[EXERCISE INSTRUCTIONS] Every line with the string "name" should be gathered.
::: EXERCISE DATA
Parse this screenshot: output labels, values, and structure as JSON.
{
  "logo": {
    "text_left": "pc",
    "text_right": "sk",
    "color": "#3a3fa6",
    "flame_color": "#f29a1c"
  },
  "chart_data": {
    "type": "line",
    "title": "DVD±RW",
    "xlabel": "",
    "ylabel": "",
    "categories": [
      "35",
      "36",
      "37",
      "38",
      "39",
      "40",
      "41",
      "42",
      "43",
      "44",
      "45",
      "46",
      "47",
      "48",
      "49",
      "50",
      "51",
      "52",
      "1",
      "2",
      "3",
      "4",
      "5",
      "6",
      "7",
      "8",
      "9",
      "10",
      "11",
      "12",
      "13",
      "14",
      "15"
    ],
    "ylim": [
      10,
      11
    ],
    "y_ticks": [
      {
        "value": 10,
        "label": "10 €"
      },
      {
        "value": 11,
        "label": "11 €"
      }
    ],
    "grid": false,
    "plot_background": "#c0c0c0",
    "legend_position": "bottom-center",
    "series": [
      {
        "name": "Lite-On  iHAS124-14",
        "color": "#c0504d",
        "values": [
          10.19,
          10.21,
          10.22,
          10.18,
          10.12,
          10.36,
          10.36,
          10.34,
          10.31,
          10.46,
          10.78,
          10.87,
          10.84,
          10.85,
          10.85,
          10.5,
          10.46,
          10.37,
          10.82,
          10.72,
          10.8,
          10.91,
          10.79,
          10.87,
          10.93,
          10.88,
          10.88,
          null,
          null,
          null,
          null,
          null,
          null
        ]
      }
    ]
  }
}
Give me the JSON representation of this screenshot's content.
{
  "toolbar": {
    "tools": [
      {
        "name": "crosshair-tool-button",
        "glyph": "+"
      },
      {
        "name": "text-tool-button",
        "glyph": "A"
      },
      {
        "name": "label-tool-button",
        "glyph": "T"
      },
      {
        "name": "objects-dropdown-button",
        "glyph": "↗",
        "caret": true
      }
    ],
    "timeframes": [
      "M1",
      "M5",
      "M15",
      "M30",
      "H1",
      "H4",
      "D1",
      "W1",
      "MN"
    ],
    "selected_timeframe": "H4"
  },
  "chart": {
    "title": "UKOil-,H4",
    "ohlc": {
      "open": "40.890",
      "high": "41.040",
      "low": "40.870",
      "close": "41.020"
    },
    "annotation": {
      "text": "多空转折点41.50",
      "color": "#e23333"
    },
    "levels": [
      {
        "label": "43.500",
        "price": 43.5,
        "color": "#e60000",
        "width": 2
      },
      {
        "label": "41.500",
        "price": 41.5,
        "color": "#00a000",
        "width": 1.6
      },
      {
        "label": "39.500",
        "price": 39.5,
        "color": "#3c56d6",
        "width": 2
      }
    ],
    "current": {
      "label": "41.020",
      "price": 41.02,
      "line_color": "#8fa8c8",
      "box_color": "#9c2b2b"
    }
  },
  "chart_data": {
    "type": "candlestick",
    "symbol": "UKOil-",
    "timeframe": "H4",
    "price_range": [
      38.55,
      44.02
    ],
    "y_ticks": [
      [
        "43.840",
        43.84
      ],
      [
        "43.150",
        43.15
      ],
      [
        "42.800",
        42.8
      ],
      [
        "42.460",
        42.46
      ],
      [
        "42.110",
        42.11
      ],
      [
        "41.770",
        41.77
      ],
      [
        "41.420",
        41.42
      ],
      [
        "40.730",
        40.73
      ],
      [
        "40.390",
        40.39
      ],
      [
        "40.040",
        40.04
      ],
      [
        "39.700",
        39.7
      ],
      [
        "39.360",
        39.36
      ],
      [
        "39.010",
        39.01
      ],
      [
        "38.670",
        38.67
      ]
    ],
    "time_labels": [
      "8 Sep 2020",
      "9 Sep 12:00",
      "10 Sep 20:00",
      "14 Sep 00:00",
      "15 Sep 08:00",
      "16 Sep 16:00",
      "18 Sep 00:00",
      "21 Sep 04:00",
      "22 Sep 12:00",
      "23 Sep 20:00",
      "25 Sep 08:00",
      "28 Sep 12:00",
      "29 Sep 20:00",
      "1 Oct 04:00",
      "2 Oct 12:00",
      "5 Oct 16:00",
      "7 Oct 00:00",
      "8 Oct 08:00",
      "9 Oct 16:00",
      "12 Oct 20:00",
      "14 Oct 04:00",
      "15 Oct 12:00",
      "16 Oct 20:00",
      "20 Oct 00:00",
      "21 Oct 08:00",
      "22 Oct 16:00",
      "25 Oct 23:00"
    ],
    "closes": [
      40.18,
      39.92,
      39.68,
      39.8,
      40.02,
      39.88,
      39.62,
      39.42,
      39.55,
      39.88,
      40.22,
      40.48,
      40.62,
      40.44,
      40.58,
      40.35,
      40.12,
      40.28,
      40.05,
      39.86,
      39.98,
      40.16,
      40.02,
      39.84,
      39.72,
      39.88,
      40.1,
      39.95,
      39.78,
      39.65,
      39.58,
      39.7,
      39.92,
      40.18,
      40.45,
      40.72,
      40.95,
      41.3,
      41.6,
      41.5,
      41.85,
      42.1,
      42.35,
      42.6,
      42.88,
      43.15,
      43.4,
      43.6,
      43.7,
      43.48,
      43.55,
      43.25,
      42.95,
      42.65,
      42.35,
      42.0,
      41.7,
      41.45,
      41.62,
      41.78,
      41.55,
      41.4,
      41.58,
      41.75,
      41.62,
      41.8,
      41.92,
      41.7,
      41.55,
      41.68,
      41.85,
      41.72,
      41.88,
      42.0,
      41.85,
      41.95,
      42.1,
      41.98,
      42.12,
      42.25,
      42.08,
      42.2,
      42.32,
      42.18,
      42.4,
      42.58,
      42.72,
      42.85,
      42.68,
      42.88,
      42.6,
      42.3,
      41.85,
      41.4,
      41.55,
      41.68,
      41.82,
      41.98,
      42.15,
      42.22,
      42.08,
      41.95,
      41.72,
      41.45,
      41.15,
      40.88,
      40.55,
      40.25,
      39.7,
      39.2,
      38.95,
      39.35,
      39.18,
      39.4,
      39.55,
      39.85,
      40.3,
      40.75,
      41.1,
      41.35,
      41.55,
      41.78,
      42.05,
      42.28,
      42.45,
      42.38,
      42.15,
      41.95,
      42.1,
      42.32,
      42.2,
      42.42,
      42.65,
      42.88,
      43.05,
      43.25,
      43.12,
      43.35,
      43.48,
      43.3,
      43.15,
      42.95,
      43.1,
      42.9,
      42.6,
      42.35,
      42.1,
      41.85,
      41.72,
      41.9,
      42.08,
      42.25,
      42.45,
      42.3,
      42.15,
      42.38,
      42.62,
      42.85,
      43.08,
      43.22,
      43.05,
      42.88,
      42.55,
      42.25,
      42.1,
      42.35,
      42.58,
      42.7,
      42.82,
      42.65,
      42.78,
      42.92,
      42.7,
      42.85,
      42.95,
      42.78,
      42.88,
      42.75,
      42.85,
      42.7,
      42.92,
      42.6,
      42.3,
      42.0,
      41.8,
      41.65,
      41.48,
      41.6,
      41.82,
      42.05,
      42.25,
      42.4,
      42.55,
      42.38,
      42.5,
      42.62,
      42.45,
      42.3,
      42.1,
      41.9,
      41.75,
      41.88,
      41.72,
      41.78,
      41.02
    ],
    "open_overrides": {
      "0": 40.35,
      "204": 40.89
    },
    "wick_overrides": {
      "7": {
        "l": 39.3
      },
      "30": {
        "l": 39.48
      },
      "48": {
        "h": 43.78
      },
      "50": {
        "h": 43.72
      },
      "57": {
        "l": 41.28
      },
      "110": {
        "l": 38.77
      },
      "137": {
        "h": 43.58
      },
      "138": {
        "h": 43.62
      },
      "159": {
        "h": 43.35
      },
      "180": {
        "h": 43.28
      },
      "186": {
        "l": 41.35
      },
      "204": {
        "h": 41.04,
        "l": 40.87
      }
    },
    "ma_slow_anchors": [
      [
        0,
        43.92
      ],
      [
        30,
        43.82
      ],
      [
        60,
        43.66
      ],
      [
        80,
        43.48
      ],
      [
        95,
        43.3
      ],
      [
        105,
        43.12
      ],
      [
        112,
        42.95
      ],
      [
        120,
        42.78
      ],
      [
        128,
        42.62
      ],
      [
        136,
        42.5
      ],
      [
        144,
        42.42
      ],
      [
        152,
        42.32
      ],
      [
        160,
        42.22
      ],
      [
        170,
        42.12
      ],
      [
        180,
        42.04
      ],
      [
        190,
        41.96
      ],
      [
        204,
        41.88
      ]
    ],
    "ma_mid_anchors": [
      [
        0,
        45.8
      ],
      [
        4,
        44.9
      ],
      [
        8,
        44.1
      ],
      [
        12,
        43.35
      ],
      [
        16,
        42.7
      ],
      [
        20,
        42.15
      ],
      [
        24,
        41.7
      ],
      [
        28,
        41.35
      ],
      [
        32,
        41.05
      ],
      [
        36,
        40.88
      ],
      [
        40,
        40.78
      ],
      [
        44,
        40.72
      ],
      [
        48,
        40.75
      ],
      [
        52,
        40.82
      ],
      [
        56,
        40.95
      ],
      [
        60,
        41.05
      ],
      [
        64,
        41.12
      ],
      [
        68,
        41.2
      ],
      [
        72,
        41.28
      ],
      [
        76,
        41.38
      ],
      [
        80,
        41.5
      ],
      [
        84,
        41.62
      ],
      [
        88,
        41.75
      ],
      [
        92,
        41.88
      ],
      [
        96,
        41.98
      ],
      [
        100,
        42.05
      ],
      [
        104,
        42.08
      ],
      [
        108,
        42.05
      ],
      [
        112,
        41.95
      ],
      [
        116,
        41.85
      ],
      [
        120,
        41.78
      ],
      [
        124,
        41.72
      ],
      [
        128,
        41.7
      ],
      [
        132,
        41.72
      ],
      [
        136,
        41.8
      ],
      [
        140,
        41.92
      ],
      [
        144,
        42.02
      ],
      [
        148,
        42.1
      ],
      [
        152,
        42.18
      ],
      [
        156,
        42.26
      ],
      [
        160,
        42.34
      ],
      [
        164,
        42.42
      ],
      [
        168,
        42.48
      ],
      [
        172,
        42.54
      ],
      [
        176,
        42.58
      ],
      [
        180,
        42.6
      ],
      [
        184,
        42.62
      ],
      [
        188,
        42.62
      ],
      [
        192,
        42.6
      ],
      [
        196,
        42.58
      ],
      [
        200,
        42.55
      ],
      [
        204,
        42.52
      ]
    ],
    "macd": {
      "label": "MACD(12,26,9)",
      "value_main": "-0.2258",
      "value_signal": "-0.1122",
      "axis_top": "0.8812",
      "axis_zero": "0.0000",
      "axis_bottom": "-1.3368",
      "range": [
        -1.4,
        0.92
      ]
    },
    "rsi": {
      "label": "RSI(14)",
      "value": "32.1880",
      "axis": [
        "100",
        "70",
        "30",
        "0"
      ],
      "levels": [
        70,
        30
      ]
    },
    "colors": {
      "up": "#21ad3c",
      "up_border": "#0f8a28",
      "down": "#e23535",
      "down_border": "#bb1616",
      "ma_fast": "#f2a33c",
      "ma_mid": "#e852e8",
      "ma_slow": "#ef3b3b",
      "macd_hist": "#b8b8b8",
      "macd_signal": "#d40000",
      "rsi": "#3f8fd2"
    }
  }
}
::::::
[TASK OUTPUT]
        "name": "Lite-On  iHAS124-14",
        "name": "crosshair-tool-button",
        "name": "text-tool-button",
        "name": "label-tool-button",
        "name": "objects-dropdown-button",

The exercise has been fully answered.